# EXERCISE DESCRIPTION:
Copy each line in which the string "بعشرة" occurs.

Data records

------------------------------------------------------------------------

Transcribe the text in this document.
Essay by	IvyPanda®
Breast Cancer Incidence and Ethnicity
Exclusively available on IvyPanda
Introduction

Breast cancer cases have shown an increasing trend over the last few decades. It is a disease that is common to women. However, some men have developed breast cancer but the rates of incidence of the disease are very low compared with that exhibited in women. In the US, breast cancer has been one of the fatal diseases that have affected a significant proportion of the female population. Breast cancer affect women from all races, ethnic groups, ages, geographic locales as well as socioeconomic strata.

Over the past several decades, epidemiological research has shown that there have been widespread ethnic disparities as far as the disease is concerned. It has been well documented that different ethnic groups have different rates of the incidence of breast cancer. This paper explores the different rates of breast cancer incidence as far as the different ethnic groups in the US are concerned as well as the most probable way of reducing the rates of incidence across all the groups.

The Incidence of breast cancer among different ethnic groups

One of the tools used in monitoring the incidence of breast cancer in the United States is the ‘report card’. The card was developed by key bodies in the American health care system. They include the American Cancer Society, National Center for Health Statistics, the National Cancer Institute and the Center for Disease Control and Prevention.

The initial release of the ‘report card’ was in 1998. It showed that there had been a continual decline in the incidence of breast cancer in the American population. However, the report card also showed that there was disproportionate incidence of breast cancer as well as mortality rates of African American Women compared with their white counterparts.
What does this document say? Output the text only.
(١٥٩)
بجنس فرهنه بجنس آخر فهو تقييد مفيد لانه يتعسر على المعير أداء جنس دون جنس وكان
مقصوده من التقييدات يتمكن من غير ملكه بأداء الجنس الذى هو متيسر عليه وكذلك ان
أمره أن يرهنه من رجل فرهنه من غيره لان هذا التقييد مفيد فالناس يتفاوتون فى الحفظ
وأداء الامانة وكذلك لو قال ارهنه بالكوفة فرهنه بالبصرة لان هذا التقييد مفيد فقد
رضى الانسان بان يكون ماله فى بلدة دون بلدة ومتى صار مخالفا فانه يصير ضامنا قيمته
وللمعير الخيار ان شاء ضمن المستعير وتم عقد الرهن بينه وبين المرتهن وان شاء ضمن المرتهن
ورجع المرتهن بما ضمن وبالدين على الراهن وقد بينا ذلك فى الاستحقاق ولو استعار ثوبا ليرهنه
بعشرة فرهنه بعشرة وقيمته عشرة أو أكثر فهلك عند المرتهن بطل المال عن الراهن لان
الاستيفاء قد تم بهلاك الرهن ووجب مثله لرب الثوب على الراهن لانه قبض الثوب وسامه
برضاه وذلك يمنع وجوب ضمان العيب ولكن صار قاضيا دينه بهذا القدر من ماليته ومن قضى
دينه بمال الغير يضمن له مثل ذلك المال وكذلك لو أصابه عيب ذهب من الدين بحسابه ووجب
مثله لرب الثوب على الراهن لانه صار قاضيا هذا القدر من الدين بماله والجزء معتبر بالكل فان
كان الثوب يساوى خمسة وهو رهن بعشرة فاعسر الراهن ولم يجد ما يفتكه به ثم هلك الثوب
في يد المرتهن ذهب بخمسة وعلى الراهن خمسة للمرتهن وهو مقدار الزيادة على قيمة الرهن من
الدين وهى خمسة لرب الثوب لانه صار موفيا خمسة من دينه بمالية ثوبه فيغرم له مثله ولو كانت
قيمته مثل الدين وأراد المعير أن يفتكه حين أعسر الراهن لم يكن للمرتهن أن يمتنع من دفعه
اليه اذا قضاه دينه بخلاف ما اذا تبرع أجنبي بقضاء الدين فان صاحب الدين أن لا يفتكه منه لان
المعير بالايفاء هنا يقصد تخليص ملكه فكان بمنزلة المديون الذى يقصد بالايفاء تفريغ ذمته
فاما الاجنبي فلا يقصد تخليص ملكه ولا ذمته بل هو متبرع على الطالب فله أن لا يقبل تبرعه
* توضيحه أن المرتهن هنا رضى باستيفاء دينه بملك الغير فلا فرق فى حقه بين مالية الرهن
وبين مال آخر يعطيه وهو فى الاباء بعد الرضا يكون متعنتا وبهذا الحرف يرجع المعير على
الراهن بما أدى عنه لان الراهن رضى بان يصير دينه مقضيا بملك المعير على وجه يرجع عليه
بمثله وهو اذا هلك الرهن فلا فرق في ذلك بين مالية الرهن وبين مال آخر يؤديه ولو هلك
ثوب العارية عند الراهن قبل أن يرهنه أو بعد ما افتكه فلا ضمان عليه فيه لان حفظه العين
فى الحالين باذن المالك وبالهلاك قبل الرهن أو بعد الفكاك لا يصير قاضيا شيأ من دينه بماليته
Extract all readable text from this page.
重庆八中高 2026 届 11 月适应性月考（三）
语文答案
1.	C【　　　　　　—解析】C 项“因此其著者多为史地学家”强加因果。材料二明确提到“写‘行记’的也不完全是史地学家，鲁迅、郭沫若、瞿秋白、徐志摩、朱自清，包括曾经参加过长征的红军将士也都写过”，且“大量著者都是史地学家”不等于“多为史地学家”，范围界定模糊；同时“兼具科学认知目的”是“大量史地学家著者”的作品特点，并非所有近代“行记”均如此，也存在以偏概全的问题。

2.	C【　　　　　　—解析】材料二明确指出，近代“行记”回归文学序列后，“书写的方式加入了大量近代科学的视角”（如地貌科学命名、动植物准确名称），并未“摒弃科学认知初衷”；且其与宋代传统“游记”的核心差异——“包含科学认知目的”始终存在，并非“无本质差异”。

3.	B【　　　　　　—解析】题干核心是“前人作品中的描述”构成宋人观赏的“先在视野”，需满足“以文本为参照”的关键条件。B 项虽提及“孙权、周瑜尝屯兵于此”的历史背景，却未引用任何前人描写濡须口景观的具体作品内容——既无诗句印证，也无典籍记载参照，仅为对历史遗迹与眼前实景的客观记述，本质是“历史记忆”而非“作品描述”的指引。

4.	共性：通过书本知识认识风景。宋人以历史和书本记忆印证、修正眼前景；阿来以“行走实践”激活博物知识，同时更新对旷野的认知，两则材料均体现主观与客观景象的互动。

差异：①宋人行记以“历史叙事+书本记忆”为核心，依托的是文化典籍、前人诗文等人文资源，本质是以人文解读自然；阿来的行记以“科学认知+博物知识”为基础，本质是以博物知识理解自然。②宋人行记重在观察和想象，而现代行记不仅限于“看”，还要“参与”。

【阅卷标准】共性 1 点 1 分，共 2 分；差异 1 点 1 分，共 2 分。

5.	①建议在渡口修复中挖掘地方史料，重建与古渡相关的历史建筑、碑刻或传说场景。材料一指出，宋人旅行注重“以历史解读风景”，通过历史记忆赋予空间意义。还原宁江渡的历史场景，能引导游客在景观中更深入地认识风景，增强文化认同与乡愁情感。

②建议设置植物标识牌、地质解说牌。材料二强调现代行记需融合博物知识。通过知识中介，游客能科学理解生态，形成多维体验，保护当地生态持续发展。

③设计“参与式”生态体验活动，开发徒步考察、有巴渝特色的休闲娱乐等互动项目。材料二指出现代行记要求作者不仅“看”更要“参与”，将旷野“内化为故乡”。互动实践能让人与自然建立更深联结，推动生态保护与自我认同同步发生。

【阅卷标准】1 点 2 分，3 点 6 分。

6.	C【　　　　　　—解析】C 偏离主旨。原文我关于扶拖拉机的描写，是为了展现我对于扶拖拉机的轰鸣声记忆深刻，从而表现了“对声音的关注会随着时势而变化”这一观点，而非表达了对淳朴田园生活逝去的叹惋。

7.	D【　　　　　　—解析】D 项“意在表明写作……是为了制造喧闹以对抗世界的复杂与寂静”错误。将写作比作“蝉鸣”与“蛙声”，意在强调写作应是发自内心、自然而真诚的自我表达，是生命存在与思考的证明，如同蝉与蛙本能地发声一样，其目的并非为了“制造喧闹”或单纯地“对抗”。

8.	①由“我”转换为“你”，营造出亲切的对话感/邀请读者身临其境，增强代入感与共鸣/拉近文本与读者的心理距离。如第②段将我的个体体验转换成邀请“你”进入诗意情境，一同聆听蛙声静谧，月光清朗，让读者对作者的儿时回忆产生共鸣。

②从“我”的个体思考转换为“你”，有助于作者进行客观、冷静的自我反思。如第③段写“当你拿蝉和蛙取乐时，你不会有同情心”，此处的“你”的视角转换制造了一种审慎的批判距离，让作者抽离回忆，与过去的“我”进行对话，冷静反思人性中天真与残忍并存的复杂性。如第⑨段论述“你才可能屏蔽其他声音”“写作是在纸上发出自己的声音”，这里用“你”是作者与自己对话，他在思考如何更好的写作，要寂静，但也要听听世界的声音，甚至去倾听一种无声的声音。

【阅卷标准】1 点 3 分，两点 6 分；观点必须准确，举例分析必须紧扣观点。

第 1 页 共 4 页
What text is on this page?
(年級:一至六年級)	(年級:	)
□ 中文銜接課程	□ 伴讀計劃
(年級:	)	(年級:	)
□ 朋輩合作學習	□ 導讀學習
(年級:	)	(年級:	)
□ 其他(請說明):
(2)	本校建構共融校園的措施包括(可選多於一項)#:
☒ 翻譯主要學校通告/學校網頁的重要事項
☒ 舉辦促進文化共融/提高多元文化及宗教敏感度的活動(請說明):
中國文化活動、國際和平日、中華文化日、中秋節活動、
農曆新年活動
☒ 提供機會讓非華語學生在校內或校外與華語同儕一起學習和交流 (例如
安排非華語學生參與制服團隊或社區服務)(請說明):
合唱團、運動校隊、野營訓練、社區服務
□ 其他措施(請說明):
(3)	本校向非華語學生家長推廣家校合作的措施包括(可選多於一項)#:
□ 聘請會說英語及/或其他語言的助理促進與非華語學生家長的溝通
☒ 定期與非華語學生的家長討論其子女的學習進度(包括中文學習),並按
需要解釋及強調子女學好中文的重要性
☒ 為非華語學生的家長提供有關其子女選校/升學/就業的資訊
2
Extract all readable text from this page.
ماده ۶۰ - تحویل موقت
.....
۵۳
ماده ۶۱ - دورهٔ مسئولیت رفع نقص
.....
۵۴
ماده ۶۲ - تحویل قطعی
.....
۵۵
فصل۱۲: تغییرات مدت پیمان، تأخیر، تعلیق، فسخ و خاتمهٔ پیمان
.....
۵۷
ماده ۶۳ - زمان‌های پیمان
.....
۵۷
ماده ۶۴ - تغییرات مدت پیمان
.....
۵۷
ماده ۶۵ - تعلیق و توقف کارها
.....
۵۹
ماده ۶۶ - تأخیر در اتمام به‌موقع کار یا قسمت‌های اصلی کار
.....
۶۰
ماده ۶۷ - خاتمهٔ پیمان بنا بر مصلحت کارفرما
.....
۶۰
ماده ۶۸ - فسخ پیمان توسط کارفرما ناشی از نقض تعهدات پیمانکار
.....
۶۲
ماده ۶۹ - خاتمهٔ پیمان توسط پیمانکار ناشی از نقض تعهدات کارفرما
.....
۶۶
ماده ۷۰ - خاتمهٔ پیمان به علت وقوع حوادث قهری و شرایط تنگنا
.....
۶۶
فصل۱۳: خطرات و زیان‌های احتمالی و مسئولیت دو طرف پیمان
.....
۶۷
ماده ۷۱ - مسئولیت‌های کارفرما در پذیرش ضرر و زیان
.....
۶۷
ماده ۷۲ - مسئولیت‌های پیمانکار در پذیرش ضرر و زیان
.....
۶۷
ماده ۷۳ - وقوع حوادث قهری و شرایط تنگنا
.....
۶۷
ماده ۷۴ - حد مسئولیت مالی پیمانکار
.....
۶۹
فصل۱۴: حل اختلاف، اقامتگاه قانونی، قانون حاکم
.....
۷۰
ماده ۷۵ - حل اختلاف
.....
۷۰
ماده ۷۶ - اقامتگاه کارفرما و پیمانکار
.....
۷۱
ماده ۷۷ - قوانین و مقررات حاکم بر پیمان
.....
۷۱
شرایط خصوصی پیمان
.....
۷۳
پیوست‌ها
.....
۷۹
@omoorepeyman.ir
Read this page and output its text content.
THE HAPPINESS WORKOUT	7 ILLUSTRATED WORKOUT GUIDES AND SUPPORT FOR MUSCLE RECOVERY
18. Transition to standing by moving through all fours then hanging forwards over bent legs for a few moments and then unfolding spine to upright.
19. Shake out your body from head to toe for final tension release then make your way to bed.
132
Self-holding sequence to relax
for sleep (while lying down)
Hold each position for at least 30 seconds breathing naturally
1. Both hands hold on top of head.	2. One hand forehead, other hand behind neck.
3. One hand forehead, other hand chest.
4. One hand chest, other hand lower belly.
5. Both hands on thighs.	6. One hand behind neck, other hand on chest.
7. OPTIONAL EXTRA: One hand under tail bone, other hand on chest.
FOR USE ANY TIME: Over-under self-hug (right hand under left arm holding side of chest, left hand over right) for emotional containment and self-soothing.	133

------------------------------------------------------------------------

# EXPECTED ANSWER:
بعشرة فرهنه بعشرة وقيمته عشرة أو أكثر فهلك عند المرتهن بطل المال عن الراهن لان
كان الثوب يساوى خمسة وهو رهن بعشرة فاعسر الراهن ولم يجد ما يفتكه به ثم هلك الثوب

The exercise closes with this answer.